§ **Your goal**: Filter the listing below, copying every line in which the word "import" appears.

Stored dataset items

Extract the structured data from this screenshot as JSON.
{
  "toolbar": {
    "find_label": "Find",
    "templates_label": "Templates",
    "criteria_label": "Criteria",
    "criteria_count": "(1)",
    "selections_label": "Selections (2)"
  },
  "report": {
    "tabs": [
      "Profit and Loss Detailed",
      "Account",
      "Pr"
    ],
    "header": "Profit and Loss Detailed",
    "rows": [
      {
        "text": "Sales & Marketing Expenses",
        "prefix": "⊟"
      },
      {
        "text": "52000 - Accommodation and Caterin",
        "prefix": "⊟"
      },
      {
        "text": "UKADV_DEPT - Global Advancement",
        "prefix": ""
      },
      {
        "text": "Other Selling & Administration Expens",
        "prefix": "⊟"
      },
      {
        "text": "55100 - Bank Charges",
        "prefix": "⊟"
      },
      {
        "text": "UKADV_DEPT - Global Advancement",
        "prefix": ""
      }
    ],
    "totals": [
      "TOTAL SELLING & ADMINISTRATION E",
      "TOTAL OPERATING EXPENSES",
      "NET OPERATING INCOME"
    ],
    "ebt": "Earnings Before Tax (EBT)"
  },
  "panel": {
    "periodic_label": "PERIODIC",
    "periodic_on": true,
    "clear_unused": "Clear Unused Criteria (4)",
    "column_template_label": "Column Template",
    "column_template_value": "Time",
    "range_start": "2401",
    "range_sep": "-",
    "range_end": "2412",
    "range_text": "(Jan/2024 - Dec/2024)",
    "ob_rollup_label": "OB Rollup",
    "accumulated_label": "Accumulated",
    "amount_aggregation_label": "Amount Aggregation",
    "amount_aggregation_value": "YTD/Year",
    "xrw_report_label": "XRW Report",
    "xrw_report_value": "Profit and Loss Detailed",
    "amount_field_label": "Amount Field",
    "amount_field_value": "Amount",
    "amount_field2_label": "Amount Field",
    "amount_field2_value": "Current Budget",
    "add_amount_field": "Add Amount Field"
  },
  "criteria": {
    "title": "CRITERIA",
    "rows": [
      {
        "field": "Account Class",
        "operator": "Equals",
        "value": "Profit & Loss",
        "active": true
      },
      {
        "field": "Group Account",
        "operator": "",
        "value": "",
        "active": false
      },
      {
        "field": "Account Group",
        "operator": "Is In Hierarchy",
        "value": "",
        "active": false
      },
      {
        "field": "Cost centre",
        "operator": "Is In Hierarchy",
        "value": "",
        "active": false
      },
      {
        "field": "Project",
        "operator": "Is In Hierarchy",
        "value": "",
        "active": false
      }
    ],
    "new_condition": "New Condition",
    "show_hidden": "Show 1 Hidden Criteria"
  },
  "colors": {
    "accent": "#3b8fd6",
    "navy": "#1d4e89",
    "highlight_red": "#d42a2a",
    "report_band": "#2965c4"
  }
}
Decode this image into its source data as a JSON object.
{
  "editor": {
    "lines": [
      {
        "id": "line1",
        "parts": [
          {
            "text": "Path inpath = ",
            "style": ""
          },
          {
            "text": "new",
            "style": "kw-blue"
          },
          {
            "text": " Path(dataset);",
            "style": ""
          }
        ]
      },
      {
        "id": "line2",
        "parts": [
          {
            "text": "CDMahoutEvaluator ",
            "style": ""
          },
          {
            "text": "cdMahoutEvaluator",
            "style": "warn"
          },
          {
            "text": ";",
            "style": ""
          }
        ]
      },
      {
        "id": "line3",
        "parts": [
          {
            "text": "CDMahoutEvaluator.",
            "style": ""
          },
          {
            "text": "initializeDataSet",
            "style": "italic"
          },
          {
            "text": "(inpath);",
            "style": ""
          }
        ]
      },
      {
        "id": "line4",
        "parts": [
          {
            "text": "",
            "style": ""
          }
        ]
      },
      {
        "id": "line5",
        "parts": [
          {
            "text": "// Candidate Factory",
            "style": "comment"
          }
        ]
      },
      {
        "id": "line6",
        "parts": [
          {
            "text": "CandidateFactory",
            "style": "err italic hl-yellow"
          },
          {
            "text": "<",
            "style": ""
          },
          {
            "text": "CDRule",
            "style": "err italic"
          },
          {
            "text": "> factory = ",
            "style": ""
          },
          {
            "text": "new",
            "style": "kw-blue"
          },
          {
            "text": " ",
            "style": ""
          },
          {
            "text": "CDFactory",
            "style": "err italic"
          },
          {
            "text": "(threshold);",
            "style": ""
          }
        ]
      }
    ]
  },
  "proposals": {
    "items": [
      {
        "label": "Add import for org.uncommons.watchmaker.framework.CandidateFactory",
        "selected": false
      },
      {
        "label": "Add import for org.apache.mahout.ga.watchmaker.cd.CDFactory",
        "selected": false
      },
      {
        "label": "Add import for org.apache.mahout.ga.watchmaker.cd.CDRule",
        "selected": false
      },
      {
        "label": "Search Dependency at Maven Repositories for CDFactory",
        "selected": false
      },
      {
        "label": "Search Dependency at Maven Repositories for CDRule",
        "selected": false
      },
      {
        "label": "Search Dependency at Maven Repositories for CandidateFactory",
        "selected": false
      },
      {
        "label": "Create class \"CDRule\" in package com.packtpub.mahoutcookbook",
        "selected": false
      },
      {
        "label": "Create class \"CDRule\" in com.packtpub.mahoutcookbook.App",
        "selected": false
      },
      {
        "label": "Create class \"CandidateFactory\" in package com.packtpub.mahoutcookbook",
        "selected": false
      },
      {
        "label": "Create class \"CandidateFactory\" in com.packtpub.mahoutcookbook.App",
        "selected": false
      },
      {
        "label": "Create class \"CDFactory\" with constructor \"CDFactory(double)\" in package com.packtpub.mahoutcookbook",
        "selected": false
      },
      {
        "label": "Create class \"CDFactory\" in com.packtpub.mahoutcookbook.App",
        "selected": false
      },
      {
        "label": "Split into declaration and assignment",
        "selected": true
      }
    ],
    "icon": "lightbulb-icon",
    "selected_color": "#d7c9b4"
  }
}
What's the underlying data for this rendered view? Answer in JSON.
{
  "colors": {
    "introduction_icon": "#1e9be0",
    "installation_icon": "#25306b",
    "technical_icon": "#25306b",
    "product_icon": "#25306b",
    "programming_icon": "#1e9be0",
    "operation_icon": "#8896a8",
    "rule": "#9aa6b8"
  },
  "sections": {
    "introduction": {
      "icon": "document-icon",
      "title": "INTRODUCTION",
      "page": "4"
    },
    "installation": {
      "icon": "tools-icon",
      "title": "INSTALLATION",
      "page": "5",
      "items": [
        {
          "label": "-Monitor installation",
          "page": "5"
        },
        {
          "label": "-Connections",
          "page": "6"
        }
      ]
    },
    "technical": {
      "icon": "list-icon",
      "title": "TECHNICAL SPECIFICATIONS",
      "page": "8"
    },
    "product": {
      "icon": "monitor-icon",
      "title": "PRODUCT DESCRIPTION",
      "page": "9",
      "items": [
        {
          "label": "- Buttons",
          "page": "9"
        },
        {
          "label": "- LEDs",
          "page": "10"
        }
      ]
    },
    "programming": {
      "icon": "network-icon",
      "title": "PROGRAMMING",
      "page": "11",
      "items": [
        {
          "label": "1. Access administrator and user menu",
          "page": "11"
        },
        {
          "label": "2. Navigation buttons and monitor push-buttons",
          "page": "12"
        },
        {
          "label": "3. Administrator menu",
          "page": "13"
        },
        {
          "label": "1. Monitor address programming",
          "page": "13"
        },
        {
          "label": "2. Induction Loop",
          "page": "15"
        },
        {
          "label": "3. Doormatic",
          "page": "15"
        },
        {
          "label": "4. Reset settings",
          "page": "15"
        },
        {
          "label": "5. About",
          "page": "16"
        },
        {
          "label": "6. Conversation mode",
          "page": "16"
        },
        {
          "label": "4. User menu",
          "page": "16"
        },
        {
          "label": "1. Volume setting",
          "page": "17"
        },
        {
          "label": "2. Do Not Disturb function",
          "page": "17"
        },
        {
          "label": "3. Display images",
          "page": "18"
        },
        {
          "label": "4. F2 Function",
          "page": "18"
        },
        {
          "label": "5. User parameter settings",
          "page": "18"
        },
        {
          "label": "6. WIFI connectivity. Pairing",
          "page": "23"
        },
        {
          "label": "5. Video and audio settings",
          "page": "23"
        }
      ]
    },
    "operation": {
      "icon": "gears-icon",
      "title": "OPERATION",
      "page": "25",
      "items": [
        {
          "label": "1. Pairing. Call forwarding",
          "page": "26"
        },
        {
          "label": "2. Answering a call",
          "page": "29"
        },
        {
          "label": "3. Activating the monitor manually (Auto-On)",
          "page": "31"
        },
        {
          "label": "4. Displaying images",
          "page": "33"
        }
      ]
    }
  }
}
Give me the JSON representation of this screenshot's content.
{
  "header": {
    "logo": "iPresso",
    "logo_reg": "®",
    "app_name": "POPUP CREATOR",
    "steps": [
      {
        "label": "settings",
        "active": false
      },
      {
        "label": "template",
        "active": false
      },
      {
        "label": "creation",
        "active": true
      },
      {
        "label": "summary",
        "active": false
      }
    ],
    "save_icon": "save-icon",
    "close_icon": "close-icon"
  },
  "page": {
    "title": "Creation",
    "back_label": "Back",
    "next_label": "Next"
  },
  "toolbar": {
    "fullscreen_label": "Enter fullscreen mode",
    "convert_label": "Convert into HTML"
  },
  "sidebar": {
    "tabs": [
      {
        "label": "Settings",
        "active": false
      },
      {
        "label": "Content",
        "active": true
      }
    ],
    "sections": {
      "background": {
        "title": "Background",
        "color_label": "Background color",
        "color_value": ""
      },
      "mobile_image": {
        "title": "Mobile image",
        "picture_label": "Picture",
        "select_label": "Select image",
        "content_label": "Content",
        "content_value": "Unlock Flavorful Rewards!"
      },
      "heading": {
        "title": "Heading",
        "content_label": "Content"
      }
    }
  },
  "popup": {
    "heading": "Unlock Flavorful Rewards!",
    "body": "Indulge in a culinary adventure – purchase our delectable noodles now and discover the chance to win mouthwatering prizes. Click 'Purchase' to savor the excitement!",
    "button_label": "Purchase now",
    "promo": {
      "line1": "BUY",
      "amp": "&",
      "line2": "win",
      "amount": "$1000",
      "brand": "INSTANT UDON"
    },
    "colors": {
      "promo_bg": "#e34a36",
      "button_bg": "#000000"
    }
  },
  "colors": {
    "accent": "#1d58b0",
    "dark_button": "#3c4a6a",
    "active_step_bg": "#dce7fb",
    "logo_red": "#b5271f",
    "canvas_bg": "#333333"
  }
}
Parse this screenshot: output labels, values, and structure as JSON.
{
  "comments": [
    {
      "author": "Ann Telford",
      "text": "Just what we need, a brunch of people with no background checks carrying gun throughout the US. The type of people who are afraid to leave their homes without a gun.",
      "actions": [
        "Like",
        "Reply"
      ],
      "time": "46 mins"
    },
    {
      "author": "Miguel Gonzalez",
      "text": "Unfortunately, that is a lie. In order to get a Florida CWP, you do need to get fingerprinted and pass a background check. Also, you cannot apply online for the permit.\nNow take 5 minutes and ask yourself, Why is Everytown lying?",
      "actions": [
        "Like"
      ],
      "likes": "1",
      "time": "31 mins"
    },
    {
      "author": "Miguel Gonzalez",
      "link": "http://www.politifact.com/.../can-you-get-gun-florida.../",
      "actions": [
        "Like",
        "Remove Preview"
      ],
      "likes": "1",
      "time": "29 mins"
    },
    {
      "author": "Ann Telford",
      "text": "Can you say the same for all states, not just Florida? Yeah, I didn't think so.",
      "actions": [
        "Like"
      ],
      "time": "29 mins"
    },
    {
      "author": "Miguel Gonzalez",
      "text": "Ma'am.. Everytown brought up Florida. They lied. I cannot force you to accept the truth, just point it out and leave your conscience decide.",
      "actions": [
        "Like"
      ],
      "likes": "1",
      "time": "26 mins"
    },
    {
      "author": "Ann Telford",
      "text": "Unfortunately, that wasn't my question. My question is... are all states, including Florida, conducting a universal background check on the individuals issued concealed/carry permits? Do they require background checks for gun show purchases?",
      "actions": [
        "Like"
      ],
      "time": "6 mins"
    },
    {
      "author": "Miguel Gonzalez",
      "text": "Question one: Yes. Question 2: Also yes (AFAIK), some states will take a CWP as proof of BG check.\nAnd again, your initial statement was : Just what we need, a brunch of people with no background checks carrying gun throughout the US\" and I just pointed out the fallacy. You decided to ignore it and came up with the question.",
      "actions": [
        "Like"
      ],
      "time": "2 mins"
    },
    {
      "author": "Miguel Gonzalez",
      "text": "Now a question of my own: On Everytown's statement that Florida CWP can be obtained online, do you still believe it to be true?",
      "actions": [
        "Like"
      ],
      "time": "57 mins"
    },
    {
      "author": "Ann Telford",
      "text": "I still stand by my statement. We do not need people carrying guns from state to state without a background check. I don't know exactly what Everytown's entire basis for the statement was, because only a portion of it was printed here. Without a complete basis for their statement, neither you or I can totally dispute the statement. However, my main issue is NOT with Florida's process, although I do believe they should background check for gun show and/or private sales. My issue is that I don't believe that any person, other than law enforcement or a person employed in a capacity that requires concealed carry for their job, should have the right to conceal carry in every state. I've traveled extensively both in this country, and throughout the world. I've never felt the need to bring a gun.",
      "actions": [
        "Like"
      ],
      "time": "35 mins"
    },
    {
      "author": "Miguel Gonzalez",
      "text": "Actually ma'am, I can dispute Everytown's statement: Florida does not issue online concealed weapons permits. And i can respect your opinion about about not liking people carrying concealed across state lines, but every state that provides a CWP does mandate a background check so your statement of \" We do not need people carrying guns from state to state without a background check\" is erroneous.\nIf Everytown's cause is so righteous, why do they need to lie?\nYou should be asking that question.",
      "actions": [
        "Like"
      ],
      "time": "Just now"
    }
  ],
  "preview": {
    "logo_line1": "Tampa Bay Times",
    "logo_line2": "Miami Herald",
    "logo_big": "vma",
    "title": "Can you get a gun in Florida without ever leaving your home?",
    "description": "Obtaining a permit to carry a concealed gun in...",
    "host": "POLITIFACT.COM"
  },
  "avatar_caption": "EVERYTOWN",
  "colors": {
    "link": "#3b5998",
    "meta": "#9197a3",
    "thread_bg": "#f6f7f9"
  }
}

§ **Result of this exercise**:
        "label": "Add import for org.uncommons.watchmaker.framework.CandidateFactory",
        "label": "Add import for org.apache.mahout.ga.watchmaker.cd.CDFactory",
        "label": "Add import for org.apache.mahout.ga.watchmaker.cd.CDRule",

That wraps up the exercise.